_Task requirements_
Quote, exactly, the line holding "Extract the structured" and all lines after it to the end of the records below. Exclude pictures.

_Material provided_
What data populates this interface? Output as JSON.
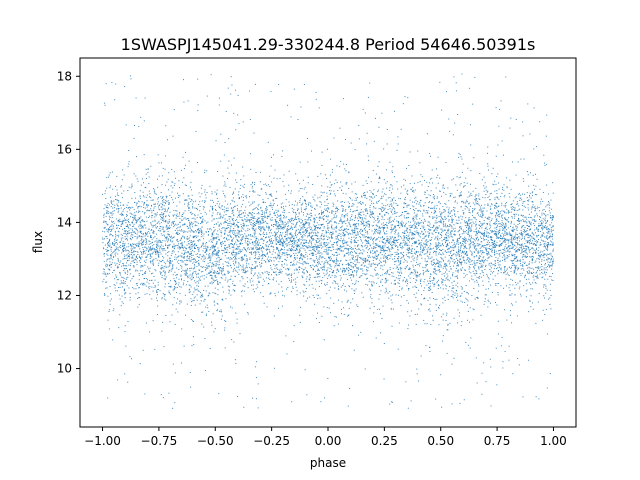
{
  "chart_data": {
    "type": "scatter",
    "title": "1SWASPJ145041.29-330244.8 Period 54646.50391s",
    "xlabel": "phase",
    "ylabel": "flux",
    "xlim": [
      -1.1,
      1.1
    ],
    "ylim": [
      8.4,
      18.5
    ],
    "xticks": [
      -1.0,
      -0.75,
      -0.5,
      -0.25,
      0.0,
      0.25,
      0.5,
      0.75,
      1.0
    ],
    "xtick_labels": [
      "−1.00",
      "−0.75",
      "−0.50",
      "−0.25",
      "0.00",
      "0.25",
      "0.50",
      "0.75",
      "1.00"
    ],
    "yticks": [
      10,
      12,
      14,
      16,
      18
    ],
    "ytick_labels": [
      "10",
      "12",
      "14",
      "16",
      "18"
    ],
    "grid": false,
    "series": [
      {
        "color": "#1f77b4",
        "marker_size": 0.6,
        "x_range": [
          -1.0,
          1.0
        ],
        "y_range": [
          8.9,
          18.1
        ],
        "profile": {
          "phase": [
            -1.0,
            -0.9,
            -0.8,
            -0.7,
            -0.6,
            -0.5,
            -0.4,
            -0.3,
            -0.2,
            -0.1,
            0.0,
            0.1,
            0.2,
            0.3,
            0.4,
            0.5,
            0.6,
            0.7,
            0.8,
            0.9,
            1.0
          ],
          "median_flux": [
            13.4,
            13.6,
            13.6,
            13.5,
            13.4,
            13.3,
            13.5,
            13.6,
            13.6,
            13.5,
            13.4,
            13.4,
            13.6,
            13.6,
            13.5,
            13.3,
            13.4,
            13.6,
            13.6,
            13.5,
            13.4
          ],
          "spread": [
            0.75,
            0.8,
            0.8,
            0.8,
            0.85,
            0.9,
            0.8,
            0.7,
            0.6,
            0.7,
            0.8,
            0.8,
            0.8,
            0.8,
            0.85,
            0.9,
            0.85,
            0.75,
            0.75,
            0.75,
            0.75
          ]
        }
      }
    ]
  }
}
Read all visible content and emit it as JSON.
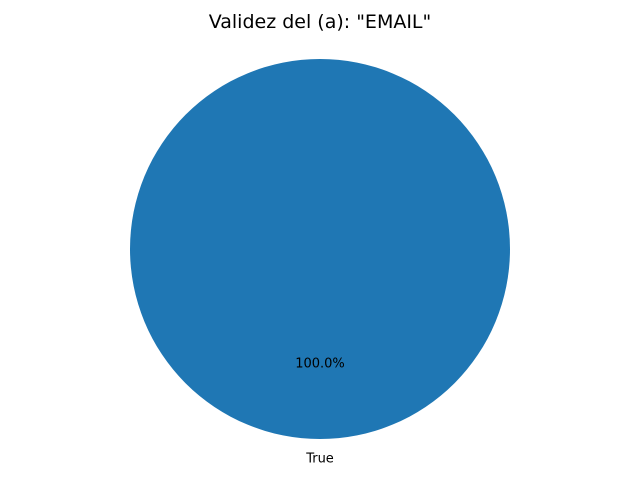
{
  "chart_data": {
    "type": "pie",
    "title": "Validez del (a): \"EMAIL\"",
    "categories": [
      "True"
    ],
    "values": [
      100
    ],
    "percent_labels": [
      "100.0%"
    ],
    "colors": [
      "#1f77b4"
    ],
    "legend": false
  }
}
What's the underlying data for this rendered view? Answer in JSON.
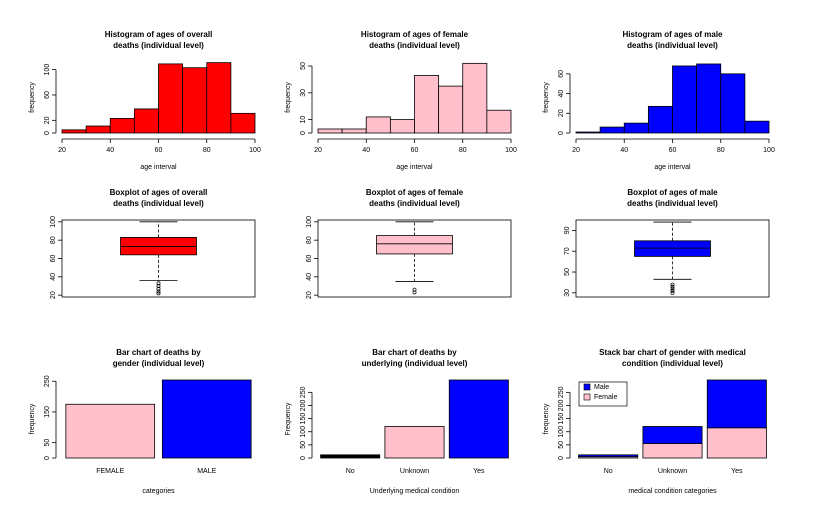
{
  "chart_data": [
    {
      "type": "histogram",
      "title": [
        "Histogram of ages of overall",
        "deaths (individual level)"
      ],
      "xlabel": "age interval",
      "ylabel": "frequency",
      "bins": [
        20,
        30,
        40,
        50,
        60,
        70,
        80,
        90,
        100
      ],
      "values": [
        5,
        11,
        23,
        38,
        109,
        103,
        111,
        31
      ],
      "color": "#ff0000",
      "xlim": [
        20,
        100
      ],
      "xticks": [
        20,
        40,
        60,
        80,
        100
      ],
      "ylim": [
        0,
        112
      ],
      "yticks": [
        0,
        20,
        60,
        100
      ]
    },
    {
      "type": "histogram",
      "title": [
        "Histogram of ages of female",
        "deaths (individual level)"
      ],
      "xlabel": "age interval",
      "ylabel": "frequency",
      "bins": [
        20,
        30,
        40,
        50,
        60,
        70,
        80,
        90,
        100
      ],
      "values": [
        3,
        3,
        12,
        10,
        43,
        35,
        52,
        17
      ],
      "color": "#ffc0cb",
      "xlim": [
        20,
        100
      ],
      "xticks": [
        20,
        40,
        60,
        80,
        100
      ],
      "ylim": [
        0,
        53
      ],
      "yticks": [
        0,
        10,
        30,
        50
      ]
    },
    {
      "type": "histogram",
      "title": [
        "Histogram of ages of male",
        "deaths (individual level)"
      ],
      "xlabel": "age interval",
      "ylabel": "frequency",
      "bins": [
        20,
        30,
        40,
        50,
        60,
        70,
        80,
        90,
        100
      ],
      "values": [
        1,
        6,
        10,
        27,
        68,
        70,
        60,
        12
      ],
      "color": "#0000ff",
      "xlim": [
        20,
        100
      ],
      "xticks": [
        20,
        40,
        60,
        80,
        100
      ],
      "ylim": [
        0,
        72
      ],
      "yticks": [
        0,
        20,
        40,
        60
      ]
    },
    {
      "type": "boxplot",
      "title": [
        "Boxplot of ages of overall",
        "deaths (individual level)"
      ],
      "color": "#ff0000",
      "whisker_low": 36,
      "q1": 64,
      "median": 73,
      "q3": 83,
      "whisker_high": 100,
      "outliers": [
        33,
        30,
        27,
        24,
        22
      ],
      "ylim": [
        18,
        102
      ],
      "yticks": [
        20,
        40,
        60,
        80,
        100
      ]
    },
    {
      "type": "boxplot",
      "title": [
        "Boxplot of ages of female",
        "deaths (individual level)"
      ],
      "color": "#ffc0cb",
      "whisker_low": 35,
      "q1": 65,
      "median": 76,
      "q3": 85,
      "whisker_high": 100,
      "outliers": [
        26,
        23
      ],
      "ylim": [
        18,
        102
      ],
      "yticks": [
        20,
        40,
        60,
        80,
        100
      ]
    },
    {
      "type": "boxplot",
      "title": [
        "Boxplot of ages of male",
        "deaths (individual level)"
      ],
      "color": "#0000ff",
      "whisker_low": 43,
      "q1": 65,
      "median": 73,
      "q3": 80,
      "whisker_high": 98,
      "outliers": [
        38,
        36,
        34,
        32,
        30
      ],
      "ylim": [
        26,
        100
      ],
      "yticks": [
        30,
        50,
        70,
        90
      ]
    },
    {
      "type": "bar",
      "title": [
        "Bar chart of deaths by",
        "gender (individual level)"
      ],
      "xlabel": "categories",
      "ylabel": "frequency",
      "categories": [
        "FEMALE",
        "MALE"
      ],
      "values": [
        175,
        254
      ],
      "colors": [
        "#ffc0cb",
        "#0000ff"
      ],
      "ylim": [
        0,
        254
      ],
      "yticks": [
        0,
        50,
        150,
        250
      ]
    },
    {
      "type": "bar",
      "title": [
        "Bar chart of deaths by",
        "underlying (individual level)"
      ],
      "xlabel": "Underlying medical condition",
      "ylabel": "Frequency",
      "categories": [
        "No",
        "Unknown",
        "Yes"
      ],
      "values": [
        12,
        120,
        297
      ],
      "colors": [
        "#000000",
        "#ffc0cb",
        "#0000ff"
      ],
      "ylim": [
        0,
        297
      ],
      "yticks": [
        0,
        50,
        100,
        150,
        200,
        250
      ]
    },
    {
      "type": "stacked_bar",
      "title": [
        "Stack bar chart of gender with medical",
        "condition  (individual level)"
      ],
      "xlabel": "medical condition categories",
      "ylabel": "frequency",
      "categories": [
        "No",
        "Unknown",
        "Yes"
      ],
      "legend": "topleft",
      "series": [
        {
          "name": "Male",
          "color": "#0000ff",
          "values": [
            7,
            65,
            182
          ]
        },
        {
          "name": "Female",
          "color": "#ffc0cb",
          "values": [
            5,
            55,
            115
          ]
        }
      ],
      "ylim": [
        0,
        297
      ],
      "yticks": [
        0,
        50,
        100,
        150,
        200,
        250
      ]
    }
  ]
}
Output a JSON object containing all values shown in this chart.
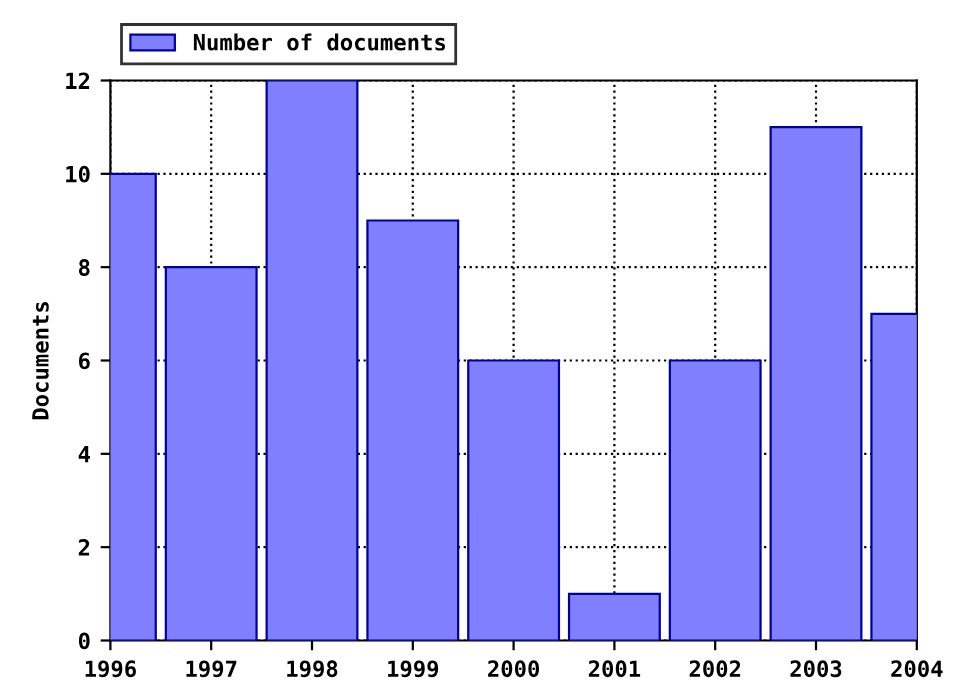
{
  "chart_data": {
    "type": "bar",
    "ylabel": "Documents",
    "x": [
      1996,
      1997,
      1998,
      1999,
      2000,
      2001,
      2002,
      2003,
      2004
    ],
    "series": [
      {
        "name": "Number of documents",
        "color": "#8080ff",
        "values": [
          10,
          8,
          12,
          9,
          6,
          1,
          6,
          11,
          7
        ]
      }
    ],
    "xlim": [
      1996,
      2004
    ],
    "xticks": [
      1996,
      1997,
      1998,
      1999,
      2000,
      2001,
      2002,
      2003,
      2004
    ],
    "ylim": [
      0,
      12
    ],
    "yticks": [
      0,
      2,
      4,
      6,
      8,
      10,
      12
    ],
    "grid": true,
    "legend": "top left"
  }
}
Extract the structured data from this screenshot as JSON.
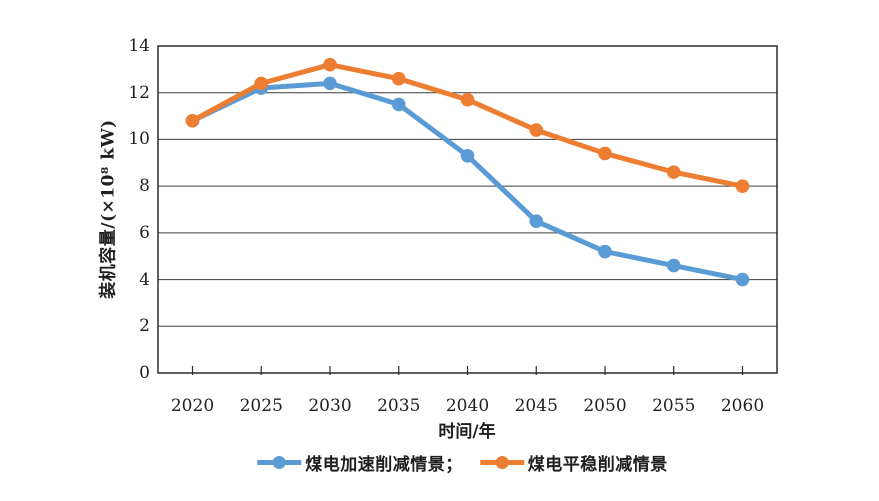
{
  "chart_data": {
    "type": "line",
    "x": [
      2020,
      2025,
      2030,
      2035,
      2040,
      2045,
      2050,
      2055,
      2060
    ],
    "series": [
      {
        "name": "煤电加速削减情景",
        "legend_label": "煤电加速削减情景；",
        "color": "#5B9BD5",
        "values": [
          10.8,
          12.2,
          12.4,
          11.5,
          9.3,
          6.5,
          5.2,
          4.6,
          4.0
        ]
      },
      {
        "name": "煤电平稳削减情景",
        "legend_label": "煤电平稳削减情景",
        "color": "#ED7D31",
        "values": [
          10.8,
          12.4,
          13.2,
          12.6,
          11.7,
          10.4,
          9.4,
          8.6,
          8.0
        ]
      }
    ],
    "xlabel": "时间/年",
    "ylabel": "装机容量/(×10⁸ kW)",
    "ylim": [
      0,
      14
    ],
    "yticks": [
      0,
      2,
      4,
      6,
      8,
      10,
      12,
      14
    ],
    "grid": "horizontal",
    "legend_position": "bottom",
    "marker": "circle",
    "axis_color": "#2b2b2b",
    "grid_color": "#3c3c3c"
  }
}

_Task solution_
Extract the structured data from this screenshot as JSON.
{
  "chart_data": {
    "type": "line",
    "x": [
      2020,
      2025,
      2030,
      2035,
      2040,
      2045,
      2050,
      2055,
      2060
    ],
    "series": [
      {
        "name": "煤电加速削减情景",
        "legend_label": "煤电加速削减情景；",
        "color": "#5B9BD5",
        "values": [
          10.8,
          12.2,
          12.4,
          11.5,
          9.3,
          6.5,
          5.2,
          4.6,
          4.0
        ]
      },
      {
        "name": "煤电平稳削减情景",
        "legend_label": "煤电平稳削减情景",
        "color": "#ED7D31",
        "values": [
          10.8,
          12.4,
          13.2,
          12.6,
          11.7,
          10.4,
          9.4,
          8.6,
          8.0
        ]
      }
    ],
    "xlabel": "时间/年",
    "ylabel": "装机容量/(×10⁸ kW)",
    "ylim": [
      0,
      14
    ],
    "yticks": [
      0,
      2,
      4,
      6,
      8,
      10,
      12,
      14
    ],
    "grid": "horizontal",
    "legend_position": "bottom",
    "marker": "circle",
    "axis_color": "#2b2b2b",
    "grid_color": "#3c3c3c"
  }
}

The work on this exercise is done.